** Exercise brief **
State how many lines hold the string "подъ". Give the number and nothing else.

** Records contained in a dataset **
__________________________________________________

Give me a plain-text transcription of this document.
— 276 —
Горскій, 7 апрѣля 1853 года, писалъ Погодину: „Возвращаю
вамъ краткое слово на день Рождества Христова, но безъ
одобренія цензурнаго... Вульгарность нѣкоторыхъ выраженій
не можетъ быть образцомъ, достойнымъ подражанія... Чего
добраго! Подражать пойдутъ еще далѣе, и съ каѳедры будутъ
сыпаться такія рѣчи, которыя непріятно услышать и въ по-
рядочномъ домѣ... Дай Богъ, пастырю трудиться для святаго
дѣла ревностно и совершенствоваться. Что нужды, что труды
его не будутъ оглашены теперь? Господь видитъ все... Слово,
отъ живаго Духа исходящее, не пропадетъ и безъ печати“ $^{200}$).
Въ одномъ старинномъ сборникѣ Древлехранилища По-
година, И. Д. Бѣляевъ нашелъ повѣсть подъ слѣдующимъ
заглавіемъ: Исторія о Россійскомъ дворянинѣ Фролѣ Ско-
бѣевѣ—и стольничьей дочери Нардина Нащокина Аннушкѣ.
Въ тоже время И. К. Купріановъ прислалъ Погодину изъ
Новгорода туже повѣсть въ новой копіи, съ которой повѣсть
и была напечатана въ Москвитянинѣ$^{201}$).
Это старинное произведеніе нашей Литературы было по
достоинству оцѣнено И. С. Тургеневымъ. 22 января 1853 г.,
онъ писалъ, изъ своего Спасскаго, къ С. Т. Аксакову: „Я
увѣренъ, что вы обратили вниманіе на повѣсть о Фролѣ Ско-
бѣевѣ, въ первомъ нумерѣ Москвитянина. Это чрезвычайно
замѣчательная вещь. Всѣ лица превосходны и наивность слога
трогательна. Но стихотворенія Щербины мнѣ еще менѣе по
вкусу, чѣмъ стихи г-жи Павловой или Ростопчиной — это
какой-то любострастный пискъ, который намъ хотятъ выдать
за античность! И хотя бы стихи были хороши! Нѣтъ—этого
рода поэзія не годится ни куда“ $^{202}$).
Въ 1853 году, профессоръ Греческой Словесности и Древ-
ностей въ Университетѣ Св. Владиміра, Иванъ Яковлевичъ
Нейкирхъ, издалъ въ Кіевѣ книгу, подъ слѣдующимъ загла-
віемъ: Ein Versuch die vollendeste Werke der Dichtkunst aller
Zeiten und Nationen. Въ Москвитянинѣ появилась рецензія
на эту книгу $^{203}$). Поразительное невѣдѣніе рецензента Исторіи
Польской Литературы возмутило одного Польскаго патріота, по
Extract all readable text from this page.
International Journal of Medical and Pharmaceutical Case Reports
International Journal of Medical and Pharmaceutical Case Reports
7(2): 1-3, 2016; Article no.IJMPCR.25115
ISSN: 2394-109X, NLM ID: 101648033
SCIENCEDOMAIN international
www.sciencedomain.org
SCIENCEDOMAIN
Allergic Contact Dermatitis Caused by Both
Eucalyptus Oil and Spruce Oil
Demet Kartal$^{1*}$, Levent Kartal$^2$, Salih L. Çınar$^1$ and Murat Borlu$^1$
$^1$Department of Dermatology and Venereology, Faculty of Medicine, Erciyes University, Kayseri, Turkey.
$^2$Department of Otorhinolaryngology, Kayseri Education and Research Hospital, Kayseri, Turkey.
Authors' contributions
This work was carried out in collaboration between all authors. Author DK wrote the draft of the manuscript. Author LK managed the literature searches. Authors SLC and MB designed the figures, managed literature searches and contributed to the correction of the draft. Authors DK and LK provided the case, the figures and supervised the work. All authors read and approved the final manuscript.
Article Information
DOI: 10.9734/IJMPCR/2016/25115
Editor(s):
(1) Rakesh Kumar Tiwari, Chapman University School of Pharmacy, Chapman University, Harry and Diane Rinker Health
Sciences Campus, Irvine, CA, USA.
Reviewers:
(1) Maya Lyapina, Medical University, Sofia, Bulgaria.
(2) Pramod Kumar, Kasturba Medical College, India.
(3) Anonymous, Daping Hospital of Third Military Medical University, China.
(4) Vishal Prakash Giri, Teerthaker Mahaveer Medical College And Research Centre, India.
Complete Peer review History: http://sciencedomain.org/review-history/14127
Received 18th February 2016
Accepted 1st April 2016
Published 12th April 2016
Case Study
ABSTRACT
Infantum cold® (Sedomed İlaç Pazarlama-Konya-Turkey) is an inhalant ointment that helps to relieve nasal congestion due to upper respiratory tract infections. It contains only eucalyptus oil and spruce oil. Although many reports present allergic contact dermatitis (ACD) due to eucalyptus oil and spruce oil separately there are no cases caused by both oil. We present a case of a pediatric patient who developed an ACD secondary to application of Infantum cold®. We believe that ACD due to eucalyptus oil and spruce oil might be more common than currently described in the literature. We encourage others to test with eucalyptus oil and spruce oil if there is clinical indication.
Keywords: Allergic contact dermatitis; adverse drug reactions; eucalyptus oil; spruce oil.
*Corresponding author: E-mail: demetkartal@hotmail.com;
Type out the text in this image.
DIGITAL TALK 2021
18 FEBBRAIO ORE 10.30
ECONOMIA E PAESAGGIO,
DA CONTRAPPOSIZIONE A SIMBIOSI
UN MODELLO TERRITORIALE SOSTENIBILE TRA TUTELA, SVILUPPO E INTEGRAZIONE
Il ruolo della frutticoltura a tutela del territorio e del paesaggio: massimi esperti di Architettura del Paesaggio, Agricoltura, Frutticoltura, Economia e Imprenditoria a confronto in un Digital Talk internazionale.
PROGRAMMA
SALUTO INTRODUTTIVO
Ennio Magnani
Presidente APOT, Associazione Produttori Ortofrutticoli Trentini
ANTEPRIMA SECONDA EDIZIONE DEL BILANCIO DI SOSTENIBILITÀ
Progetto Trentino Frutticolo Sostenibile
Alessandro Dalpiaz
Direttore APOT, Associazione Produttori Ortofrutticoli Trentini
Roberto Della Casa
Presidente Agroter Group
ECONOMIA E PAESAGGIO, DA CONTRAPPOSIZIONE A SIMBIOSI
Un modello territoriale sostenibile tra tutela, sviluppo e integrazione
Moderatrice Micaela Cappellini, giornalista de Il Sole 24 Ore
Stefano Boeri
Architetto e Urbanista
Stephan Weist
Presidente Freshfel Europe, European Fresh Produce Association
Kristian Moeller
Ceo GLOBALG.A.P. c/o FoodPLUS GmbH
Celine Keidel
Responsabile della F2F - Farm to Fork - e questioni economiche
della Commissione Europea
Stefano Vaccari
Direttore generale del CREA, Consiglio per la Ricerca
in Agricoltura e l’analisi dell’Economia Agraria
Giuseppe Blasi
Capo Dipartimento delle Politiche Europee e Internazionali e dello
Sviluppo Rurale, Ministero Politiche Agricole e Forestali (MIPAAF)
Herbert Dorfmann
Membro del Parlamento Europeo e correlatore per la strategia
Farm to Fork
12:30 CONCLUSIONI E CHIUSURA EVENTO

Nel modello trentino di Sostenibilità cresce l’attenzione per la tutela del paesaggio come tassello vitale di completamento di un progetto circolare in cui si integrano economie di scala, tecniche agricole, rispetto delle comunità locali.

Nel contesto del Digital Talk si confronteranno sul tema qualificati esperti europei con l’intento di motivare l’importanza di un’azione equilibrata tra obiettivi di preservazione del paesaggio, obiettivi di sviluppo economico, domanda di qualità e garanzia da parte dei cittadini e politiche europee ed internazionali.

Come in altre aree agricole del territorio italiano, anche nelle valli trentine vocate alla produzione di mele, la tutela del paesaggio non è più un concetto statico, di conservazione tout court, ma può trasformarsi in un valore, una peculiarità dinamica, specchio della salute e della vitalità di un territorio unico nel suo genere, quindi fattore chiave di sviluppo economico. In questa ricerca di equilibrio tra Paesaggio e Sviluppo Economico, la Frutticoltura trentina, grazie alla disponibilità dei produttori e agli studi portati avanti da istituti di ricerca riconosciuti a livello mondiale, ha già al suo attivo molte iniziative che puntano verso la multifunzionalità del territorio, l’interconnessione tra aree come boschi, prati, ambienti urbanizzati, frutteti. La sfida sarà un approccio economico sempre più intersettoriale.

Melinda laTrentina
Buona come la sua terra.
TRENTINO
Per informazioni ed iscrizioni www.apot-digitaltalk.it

__________________________________________________

** Solution **
2